TEXT:
------------------------------------------------------------

Washington, DC – The American Health Care Association, the National Center for Assisted Living (AHCA/NCAL) and the Alliance for Quality Nursing Home Care today strongly supported the tentative agreement reached by congressional negotiators regarding the American Recovery and Reinvestment Act of 2009 (S. 1), which includes several key provisions important to the nation’s most vulnerable seniors and the providers who care for them.

“We commend and thank the Conferees for approving $87 billion in increased Medicaid funding, which is a cornerstone in terms of protecting seniors’ ongoing care needs as our states cope with the severe economic downturn and the associated budgetary turmoil,” stated Bruce Yarwood, President and CEO of AHCA/NCAL. “With proper state spending safeguards to help ensure these new federal funds are actually directed towards seniors’ care, the FMAP increase will go a long way towards ensuring seniors retain access to quality nursing home care, and protecting and creating the key facility staff jobs that make an enormous difference in patient outcomes.”

Alan G. Rosenbloom, President and CEO of the Alliance for Quality Nursing Home Care, said Governors and State Legislatures should help ensure the Medicaid funds will be used as intended – for seniors’ health care – and not diverted to other state priorities. “While we are disappointed a provision to prevent FMAP funds from being diverted is not in the bill, the package now before the Congress is excellent news for America’s seniors. We strongly urge state lawmakers to ensure the spirit and intent of the federal stimulus legislation is followed – and that protecting and creating new jobs in our frontline workforce, for the benefit of our neediest seniors, is indeed accomplished.”

------------------------------------------------------------

APPLY WHAT YOU READ:
a - Answer from the text on the Recovery Act agreement:
(i) How much increased Medicaid funding did the Conferees approve?
(ii) Who is President and CEO of the Alliance for Quality Nursing Home Care?
(iii) What bill number is given for the American Recovery and Reinvestment Act of 2009?
b - Write what comes next in the text on the Recovery Act agreement, picking up after its final sentence.
These records have no connection to the text on the Recovery Act agreement.

[Document understanding records]

------------------------------------------------------------

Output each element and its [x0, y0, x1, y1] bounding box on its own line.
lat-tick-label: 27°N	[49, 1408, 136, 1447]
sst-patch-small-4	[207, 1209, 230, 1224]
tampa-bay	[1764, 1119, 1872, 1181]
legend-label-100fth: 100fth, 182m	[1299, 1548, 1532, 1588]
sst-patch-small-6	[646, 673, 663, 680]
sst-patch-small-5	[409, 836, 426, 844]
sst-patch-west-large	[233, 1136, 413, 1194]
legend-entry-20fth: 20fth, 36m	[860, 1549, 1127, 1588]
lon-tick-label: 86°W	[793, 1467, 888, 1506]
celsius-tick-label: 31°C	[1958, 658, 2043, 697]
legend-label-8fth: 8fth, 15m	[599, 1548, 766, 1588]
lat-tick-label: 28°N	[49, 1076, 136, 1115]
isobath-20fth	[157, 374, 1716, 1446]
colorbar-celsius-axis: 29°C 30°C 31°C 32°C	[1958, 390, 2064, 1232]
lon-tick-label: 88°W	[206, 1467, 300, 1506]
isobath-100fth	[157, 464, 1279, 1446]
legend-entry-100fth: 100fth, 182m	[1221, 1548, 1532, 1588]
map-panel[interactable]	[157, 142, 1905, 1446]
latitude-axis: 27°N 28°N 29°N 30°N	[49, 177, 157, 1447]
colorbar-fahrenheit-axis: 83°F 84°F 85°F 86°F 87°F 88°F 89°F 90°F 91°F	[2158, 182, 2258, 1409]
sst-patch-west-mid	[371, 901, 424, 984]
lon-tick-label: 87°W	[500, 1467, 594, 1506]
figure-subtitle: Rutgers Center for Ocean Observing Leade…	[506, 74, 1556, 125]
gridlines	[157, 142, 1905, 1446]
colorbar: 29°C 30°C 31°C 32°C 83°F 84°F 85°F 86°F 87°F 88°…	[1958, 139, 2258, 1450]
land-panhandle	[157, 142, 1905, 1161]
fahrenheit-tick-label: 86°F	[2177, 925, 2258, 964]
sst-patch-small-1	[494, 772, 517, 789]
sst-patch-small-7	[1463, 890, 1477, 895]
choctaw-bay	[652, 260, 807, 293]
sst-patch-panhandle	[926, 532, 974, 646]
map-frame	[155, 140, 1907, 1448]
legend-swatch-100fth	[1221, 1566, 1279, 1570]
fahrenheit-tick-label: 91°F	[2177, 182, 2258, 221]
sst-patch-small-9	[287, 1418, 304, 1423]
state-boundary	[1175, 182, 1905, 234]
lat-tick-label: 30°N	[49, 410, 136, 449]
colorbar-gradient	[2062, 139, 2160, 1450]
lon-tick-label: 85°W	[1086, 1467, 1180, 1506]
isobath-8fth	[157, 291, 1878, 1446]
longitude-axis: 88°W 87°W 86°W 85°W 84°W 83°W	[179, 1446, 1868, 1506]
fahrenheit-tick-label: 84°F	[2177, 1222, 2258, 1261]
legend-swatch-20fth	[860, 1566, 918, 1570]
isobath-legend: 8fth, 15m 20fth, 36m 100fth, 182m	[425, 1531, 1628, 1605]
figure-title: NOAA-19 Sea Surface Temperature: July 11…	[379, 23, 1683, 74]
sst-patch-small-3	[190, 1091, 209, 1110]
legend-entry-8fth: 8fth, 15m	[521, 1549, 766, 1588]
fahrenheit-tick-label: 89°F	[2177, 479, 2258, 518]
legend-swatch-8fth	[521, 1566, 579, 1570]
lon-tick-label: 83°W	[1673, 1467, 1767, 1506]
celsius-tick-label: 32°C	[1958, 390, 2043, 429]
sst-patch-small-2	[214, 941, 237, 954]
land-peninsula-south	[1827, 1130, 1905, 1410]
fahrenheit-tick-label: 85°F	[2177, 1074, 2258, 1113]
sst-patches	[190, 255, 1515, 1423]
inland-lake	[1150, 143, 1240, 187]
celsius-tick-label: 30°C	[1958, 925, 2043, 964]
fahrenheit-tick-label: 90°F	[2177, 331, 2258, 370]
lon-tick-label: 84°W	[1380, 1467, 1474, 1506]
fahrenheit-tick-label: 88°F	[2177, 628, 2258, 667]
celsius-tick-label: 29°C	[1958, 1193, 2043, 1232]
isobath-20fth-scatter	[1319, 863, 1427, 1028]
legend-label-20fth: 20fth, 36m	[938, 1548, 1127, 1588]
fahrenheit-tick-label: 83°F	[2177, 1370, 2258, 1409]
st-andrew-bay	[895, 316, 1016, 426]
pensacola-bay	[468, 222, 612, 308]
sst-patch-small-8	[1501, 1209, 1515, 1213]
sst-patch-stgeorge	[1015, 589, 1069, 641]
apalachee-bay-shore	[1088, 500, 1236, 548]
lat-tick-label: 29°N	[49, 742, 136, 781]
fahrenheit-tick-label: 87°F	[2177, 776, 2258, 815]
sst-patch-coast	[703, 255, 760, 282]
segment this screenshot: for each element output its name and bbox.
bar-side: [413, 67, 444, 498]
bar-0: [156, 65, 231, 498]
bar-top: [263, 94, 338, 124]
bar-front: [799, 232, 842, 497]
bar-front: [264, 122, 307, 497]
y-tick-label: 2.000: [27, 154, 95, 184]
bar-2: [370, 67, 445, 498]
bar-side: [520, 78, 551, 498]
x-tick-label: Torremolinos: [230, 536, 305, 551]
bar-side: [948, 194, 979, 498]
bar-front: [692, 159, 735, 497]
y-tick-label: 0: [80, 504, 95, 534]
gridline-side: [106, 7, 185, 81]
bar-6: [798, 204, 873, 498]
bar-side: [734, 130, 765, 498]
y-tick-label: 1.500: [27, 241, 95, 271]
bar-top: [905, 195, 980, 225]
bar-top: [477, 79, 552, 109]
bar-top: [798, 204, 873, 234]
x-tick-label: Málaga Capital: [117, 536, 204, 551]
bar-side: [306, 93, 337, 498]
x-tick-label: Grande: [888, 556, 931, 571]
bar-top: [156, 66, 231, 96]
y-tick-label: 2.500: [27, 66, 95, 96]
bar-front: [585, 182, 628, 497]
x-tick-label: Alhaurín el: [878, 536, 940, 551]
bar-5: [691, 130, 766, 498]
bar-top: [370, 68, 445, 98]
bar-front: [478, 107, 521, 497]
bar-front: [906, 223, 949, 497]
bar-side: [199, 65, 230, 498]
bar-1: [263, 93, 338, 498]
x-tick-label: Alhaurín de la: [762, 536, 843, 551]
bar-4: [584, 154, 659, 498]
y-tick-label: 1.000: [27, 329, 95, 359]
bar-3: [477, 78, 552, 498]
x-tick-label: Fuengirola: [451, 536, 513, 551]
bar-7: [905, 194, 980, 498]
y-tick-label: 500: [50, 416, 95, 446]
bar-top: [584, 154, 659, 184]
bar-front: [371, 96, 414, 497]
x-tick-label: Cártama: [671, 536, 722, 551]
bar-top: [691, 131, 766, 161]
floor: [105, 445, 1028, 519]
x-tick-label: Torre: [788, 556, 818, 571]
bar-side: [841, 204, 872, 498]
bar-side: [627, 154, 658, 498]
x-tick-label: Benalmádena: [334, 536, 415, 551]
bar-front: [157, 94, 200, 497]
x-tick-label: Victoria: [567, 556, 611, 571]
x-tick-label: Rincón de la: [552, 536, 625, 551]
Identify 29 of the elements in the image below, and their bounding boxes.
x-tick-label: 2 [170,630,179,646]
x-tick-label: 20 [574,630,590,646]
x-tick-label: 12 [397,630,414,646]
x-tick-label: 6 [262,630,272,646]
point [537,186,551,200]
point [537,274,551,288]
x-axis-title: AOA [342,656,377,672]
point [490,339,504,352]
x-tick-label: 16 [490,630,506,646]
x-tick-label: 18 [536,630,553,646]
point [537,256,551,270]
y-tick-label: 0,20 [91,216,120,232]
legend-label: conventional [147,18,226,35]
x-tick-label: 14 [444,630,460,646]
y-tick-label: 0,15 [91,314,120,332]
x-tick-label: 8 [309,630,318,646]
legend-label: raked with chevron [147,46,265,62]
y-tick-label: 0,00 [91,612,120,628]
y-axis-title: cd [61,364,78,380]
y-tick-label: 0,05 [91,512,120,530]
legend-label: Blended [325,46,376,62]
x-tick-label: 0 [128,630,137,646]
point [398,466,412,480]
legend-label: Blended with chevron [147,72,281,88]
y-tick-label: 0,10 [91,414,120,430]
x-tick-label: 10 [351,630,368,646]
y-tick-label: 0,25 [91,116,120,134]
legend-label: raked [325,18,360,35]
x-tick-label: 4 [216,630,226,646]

------------------------------------------------------------

RESULTS IN ORDER:
a -
(i) $87 billion
(ii) Alan G. Rosenbloom
(iii) S. 1

b -
The national long term care leaders also said three other provisions in the developing legislation are beneficial to meeting seniors’ ongoing care needs, and preserving the economic stability the long term care sector needs to meet growing demand for care, and to sustain quality improvement efforts. Those provisions are:

  • A moratorium that delays six harmful Medicaid rules that would undermine funding to nursing homes. The delay allows Congress and the administration until the end of June to reach a more permanent solution.
  • A provision requiring prompt Medicaid payments to nursing facilities and hospitals. Those claims must now be paid in 90 days.
  • A one year delay for a provision that would require Federal, state and local government entities to withhold 3 percent of certain payments (including Medicare payments) made to tax-paying entities for services and property.

The American Health Care Association and National Center for Assisted Living (NCAL) represent nearly 11,000 non-profit and proprietary facilities dedicated to continuous improvement in the delivery of professional and compassionate care provided daily by millions of caring employees to 1.5 million of our nation's frail, elderly and disabled citizens who live in nursing facilities, assisted living residences, subacute centers and homes for persons with mental retardation and developmental disabilities. For more information, please visit www.ahca.org or www.ncal.org.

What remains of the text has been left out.